## Problem description
Work through the listing below and count the lines that hold "Rotation". Answer with the number alone.

- - - - - - -

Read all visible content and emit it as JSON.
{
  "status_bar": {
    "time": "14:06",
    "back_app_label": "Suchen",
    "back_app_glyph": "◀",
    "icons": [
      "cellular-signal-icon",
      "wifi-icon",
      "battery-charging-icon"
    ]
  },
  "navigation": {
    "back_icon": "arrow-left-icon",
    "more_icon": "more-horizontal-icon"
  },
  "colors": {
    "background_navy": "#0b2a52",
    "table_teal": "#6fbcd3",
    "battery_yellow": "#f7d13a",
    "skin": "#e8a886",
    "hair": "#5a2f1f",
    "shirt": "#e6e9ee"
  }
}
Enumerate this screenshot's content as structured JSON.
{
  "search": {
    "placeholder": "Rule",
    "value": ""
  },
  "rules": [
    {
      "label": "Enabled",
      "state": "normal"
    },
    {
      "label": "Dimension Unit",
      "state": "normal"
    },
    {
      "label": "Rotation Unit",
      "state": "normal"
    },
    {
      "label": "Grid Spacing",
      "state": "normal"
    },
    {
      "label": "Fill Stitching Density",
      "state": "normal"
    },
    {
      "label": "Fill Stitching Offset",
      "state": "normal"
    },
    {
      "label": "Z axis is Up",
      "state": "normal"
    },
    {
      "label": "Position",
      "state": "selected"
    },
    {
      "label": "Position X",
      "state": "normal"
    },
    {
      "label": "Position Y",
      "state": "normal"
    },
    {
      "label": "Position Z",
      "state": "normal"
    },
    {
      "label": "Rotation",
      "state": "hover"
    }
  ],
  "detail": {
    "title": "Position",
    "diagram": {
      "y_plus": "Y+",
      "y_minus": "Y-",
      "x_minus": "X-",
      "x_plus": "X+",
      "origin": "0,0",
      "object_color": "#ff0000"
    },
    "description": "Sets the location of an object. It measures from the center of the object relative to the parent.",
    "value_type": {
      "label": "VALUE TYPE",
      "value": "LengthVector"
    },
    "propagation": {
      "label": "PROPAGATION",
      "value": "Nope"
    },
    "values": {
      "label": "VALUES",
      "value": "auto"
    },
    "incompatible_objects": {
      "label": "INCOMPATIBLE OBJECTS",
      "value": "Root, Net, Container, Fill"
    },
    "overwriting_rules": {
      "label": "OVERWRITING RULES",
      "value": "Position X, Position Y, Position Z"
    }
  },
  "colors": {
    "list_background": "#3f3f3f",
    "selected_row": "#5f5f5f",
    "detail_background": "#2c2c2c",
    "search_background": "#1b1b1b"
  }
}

- - - - - - -

## Response
2